== Instruction ==
Tally the lines containing "NH₄Cl" and report the number alone.

— start —

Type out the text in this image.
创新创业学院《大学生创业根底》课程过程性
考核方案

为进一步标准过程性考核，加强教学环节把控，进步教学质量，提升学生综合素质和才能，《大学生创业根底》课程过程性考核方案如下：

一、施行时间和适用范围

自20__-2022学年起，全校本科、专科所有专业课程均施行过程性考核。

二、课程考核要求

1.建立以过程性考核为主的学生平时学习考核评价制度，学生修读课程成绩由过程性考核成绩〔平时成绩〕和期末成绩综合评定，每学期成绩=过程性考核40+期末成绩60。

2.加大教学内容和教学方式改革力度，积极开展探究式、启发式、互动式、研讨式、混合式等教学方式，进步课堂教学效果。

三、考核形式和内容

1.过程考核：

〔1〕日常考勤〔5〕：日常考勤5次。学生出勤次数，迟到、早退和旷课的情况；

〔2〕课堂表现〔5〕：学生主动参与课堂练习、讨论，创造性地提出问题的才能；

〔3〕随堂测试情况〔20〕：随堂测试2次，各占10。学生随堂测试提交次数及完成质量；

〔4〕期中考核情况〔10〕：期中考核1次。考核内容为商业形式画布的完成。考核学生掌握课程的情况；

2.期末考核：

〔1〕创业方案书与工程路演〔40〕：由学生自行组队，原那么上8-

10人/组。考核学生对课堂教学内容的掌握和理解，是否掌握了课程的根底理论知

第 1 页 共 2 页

— end —
— start —

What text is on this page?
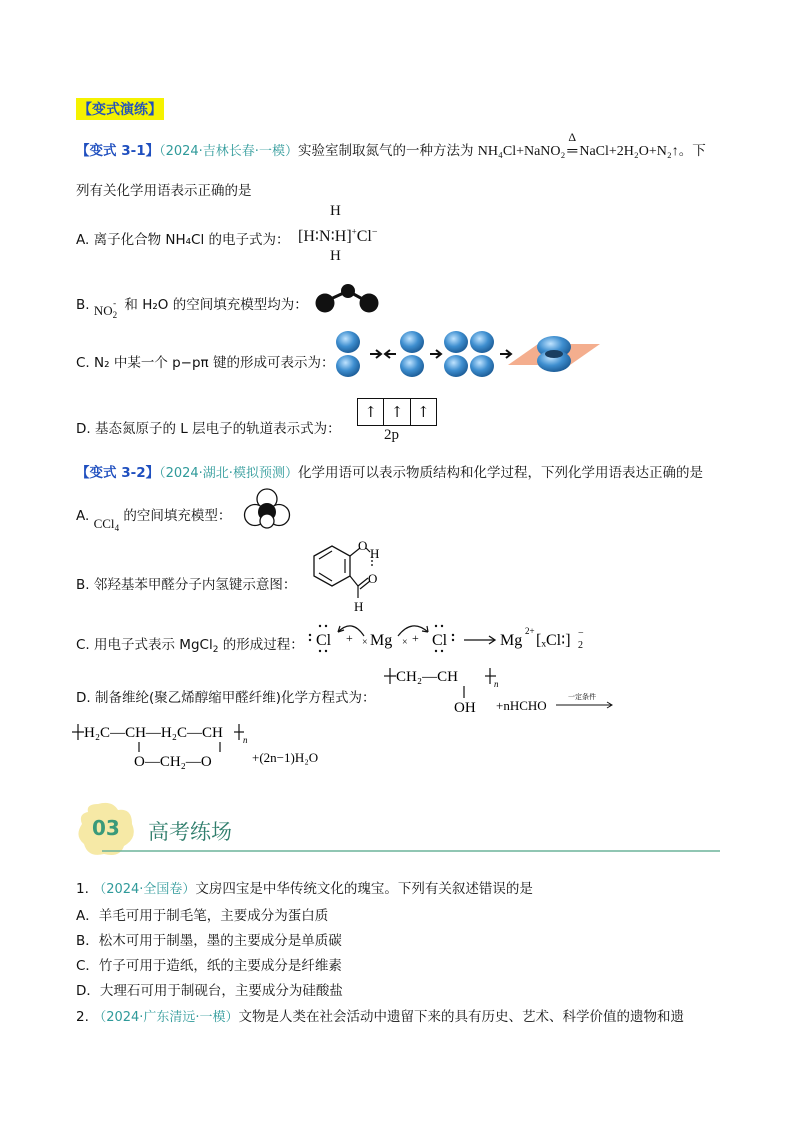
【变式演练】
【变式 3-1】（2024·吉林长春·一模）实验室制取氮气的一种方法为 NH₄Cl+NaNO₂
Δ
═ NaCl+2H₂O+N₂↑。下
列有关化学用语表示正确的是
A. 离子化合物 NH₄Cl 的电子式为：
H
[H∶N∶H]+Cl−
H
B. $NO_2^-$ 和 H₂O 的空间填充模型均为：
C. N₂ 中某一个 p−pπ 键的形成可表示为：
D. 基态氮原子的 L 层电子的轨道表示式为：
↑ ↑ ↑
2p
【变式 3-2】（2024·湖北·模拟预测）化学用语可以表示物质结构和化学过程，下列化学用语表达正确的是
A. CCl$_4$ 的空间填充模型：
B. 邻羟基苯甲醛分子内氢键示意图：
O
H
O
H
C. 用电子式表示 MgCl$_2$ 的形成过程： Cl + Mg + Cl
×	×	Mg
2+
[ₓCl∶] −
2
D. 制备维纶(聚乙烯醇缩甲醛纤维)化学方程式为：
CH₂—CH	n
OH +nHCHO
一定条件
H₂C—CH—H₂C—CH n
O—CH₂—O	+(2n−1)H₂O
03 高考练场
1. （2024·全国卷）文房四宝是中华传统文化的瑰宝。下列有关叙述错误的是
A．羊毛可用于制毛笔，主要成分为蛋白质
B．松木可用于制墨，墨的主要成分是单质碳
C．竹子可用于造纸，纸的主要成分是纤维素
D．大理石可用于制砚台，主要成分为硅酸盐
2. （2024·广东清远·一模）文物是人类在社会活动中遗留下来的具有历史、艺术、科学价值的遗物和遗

— end —
— start —

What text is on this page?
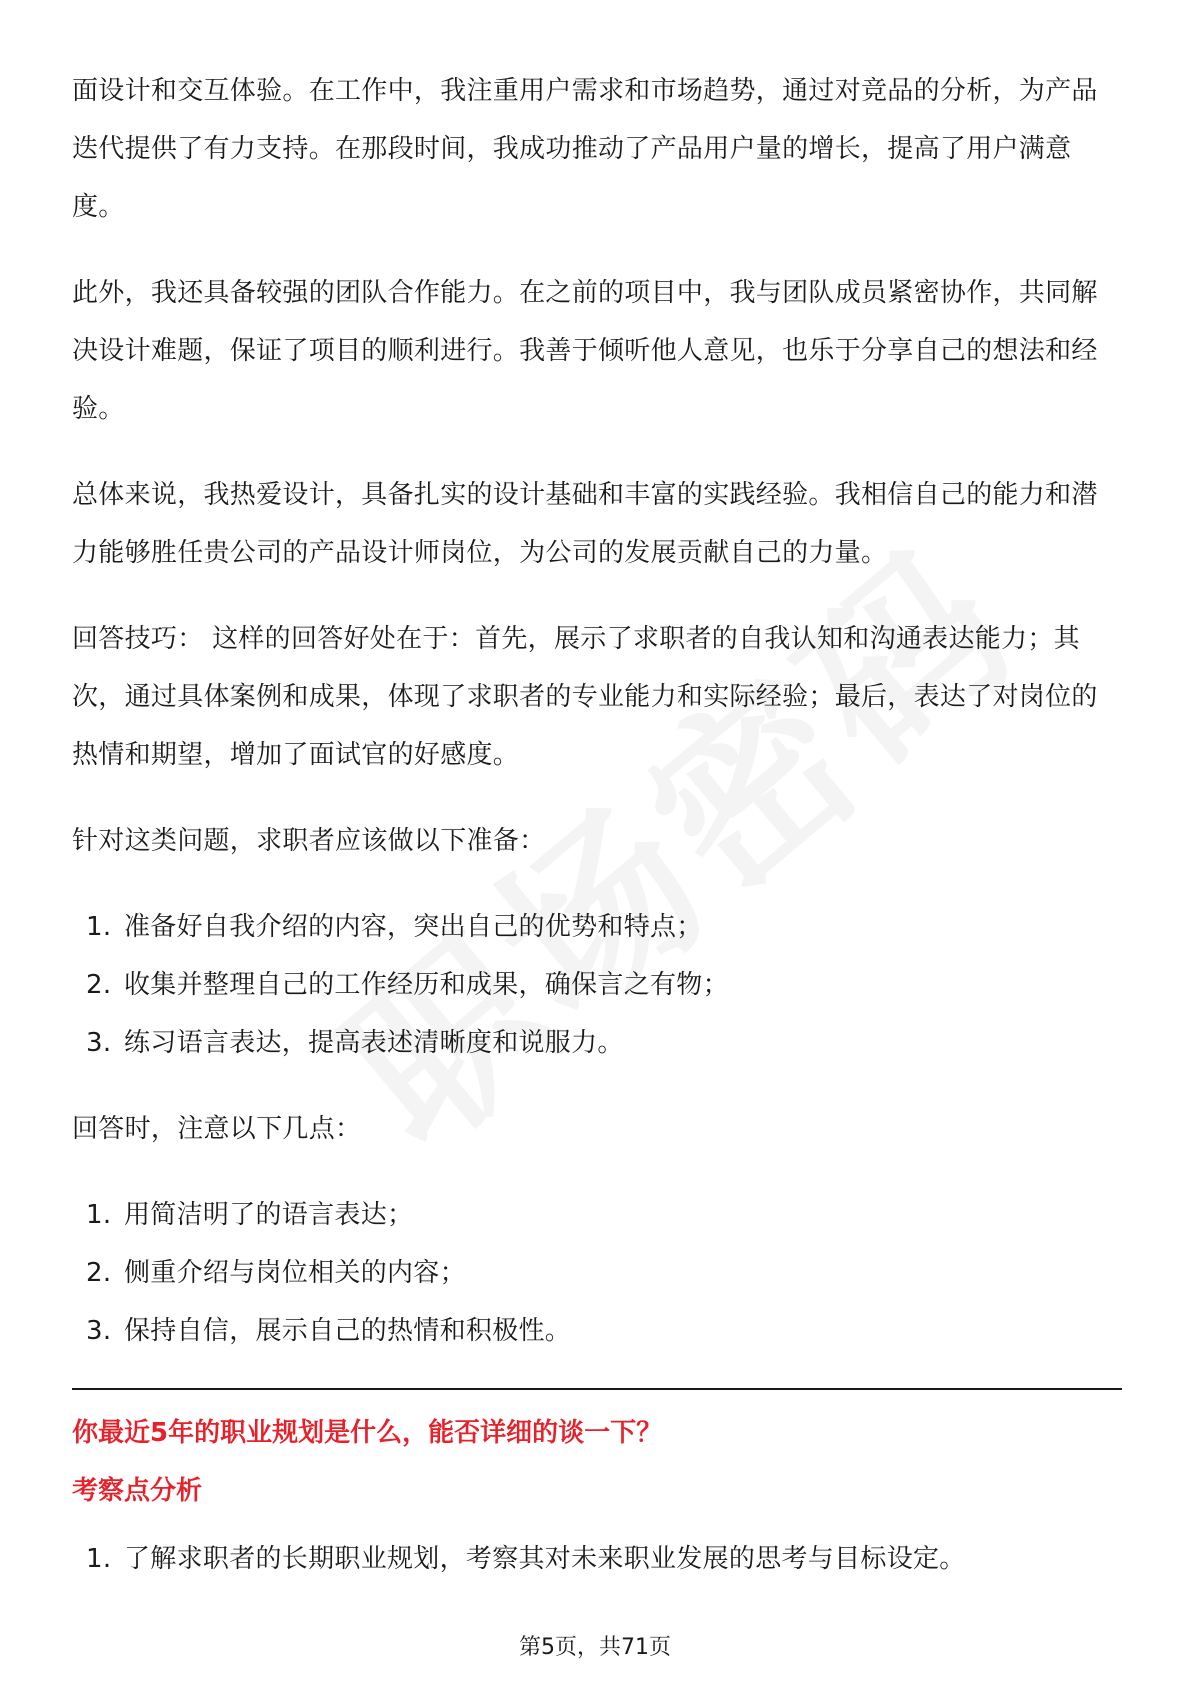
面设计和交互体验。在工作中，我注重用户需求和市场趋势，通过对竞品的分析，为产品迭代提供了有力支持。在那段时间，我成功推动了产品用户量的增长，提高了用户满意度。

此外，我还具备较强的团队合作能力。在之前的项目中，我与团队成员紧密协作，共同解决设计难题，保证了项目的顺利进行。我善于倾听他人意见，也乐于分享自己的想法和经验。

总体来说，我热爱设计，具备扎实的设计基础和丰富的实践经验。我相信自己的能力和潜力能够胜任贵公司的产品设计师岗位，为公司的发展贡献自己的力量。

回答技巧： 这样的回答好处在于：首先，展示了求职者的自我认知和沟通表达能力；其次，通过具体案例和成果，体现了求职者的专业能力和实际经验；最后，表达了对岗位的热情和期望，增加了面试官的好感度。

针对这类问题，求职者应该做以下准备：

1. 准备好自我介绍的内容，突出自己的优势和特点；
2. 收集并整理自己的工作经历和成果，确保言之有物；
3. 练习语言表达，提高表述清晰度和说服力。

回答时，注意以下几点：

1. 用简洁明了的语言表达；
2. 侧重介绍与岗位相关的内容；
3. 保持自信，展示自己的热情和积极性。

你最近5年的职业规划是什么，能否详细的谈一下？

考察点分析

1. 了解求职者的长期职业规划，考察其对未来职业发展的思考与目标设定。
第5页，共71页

— end —

== The completed task ==
2